From the listing below, pick out each line with the word "Mensile".

─── GIVEN DATA ───

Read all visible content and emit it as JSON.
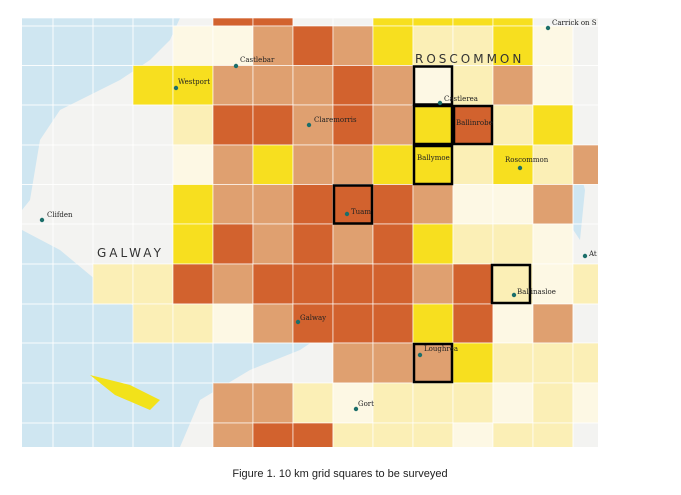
{
  "map": {
    "regions": [
      "ROSCOMMON",
      "GALWAY"
    ],
    "places": [
      "Carrick on S",
      "Castlebar",
      "Westport",
      "Castlerea",
      "Claremorris",
      "Ballinrobe",
      "Ballymoe",
      "Roscommon",
      "Clifden",
      "Tuam",
      "At",
      "Ballinasloe",
      "Galway",
      "Loughrea",
      "Gort"
    ]
  },
  "caption": "Figure 1. 10 km grid squares to be surveyed"
}
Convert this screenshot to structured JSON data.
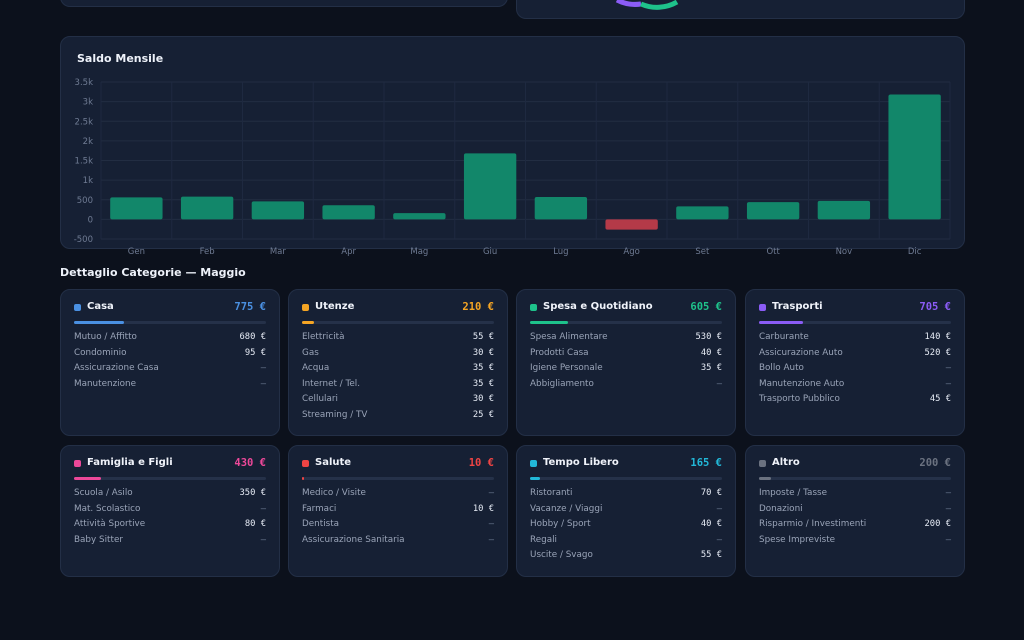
{
  "months": [
    "Gen",
    "Feb",
    "Mar",
    "Apr",
    "Mag",
    "Giu",
    "Lug",
    "Ago",
    "Set",
    "Ott",
    "Nov",
    "Dic"
  ],
  "saldo": {
    "title": "Saldo Mensile",
    "chart_data": {
      "type": "bar",
      "title": "Saldo Mensile",
      "categories": [
        "Gen",
        "Feb",
        "Mar",
        "Apr",
        "Mag",
        "Giu",
        "Lug",
        "Ago",
        "Set",
        "Ott",
        "Nov",
        "Dic"
      ],
      "values": [
        560,
        580,
        460,
        360,
        160,
        1680,
        570,
        -260,
        330,
        440,
        470,
        3180
      ],
      "y_ticks": [
        "3.5k",
        "3k",
        "2.5k",
        "2k",
        "1.5k",
        "1k",
        "500",
        "0",
        "-500"
      ],
      "ylim": [
        -500,
        3500
      ],
      "grid": true,
      "positive_color": "#12876a",
      "negative_color": "#b43a48"
    }
  },
  "section_title": "Dettaglio Categorie — Maggio",
  "categories": [
    {
      "name": "Casa",
      "total": "775 €",
      "color": "#4a90e2",
      "progress": 0.26,
      "items": [
        [
          "Mutuo / Affitto",
          "680 €"
        ],
        [
          "Condominio",
          "95 €"
        ],
        [
          "Assicurazione Casa",
          "—"
        ],
        [
          "Manutenzione",
          "—"
        ]
      ]
    },
    {
      "name": "Utenze",
      "total": "210 €",
      "color": "#f5a524",
      "progress": 0.06,
      "items": [
        [
          "Elettricità",
          "55 €"
        ],
        [
          "Gas",
          "30 €"
        ],
        [
          "Acqua",
          "35 €"
        ],
        [
          "Internet / Tel.",
          "35 €"
        ],
        [
          "Cellulari",
          "30 €"
        ],
        [
          "Streaming / TV",
          "25 €"
        ]
      ]
    },
    {
      "name": "Spesa e Quotidiano",
      "total": "605 €",
      "color": "#1ec28b",
      "progress": 0.2,
      "items": [
        [
          "Spesa Alimentare",
          "530 €"
        ],
        [
          "Prodotti Casa",
          "40 €"
        ],
        [
          "Igiene Personale",
          "35 €"
        ],
        [
          "Abbigliamento",
          "—"
        ]
      ]
    },
    {
      "name": "Trasporti",
      "total": "705 €",
      "color": "#8b5cf6",
      "progress": 0.23,
      "items": [
        [
          "Carburante",
          "140 €"
        ],
        [
          "Assicurazione Auto",
          "520 €"
        ],
        [
          "Bollo Auto",
          "—"
        ],
        [
          "Manutenzione Auto",
          "—"
        ],
        [
          "Trasporto Pubblico",
          "45 €"
        ]
      ]
    },
    {
      "name": "Famiglia e Figli",
      "total": "430 €",
      "color": "#ec4899",
      "progress": 0.14,
      "items": [
        [
          "Scuola / Asilo",
          "350 €"
        ],
        [
          "Mat. Scolastico",
          "—"
        ],
        [
          "Attività Sportive",
          "80 €"
        ],
        [
          "Baby Sitter",
          "—"
        ]
      ]
    },
    {
      "name": "Salute",
      "total": "10 €",
      "color": "#ef4444",
      "progress": 0.01,
      "items": [
        [
          "Medico / Visite",
          "—"
        ],
        [
          "Farmaci",
          "10 €"
        ],
        [
          "Dentista",
          "—"
        ],
        [
          "Assicurazione Sanitaria",
          "—"
        ]
      ]
    },
    {
      "name": "Tempo Libero",
      "total": "165 €",
      "color": "#22b8d8",
      "progress": 0.05,
      "items": [
        [
          "Ristoranti",
          "70 €"
        ],
        [
          "Vacanze / Viaggi",
          "—"
        ],
        [
          "Hobby / Sport",
          "40 €"
        ],
        [
          "Regali",
          "—"
        ],
        [
          "Uscite / Svago",
          "55 €"
        ]
      ]
    },
    {
      "name": "Altro",
      "total": "200 €",
      "color": "#6b7280",
      "progress": 0.06,
      "items": [
        [
          "Imposte / Tasse",
          "—"
        ],
        [
          "Donazioni",
          "—"
        ],
        [
          "Risparmio / Investimenti",
          "200 €"
        ],
        [
          "Spese Impreviste",
          "—"
        ]
      ]
    }
  ]
}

───

__RESULT OF THIS TASK__.
    "title": "Saldo Mensile",
      "title": "Saldo Mensile",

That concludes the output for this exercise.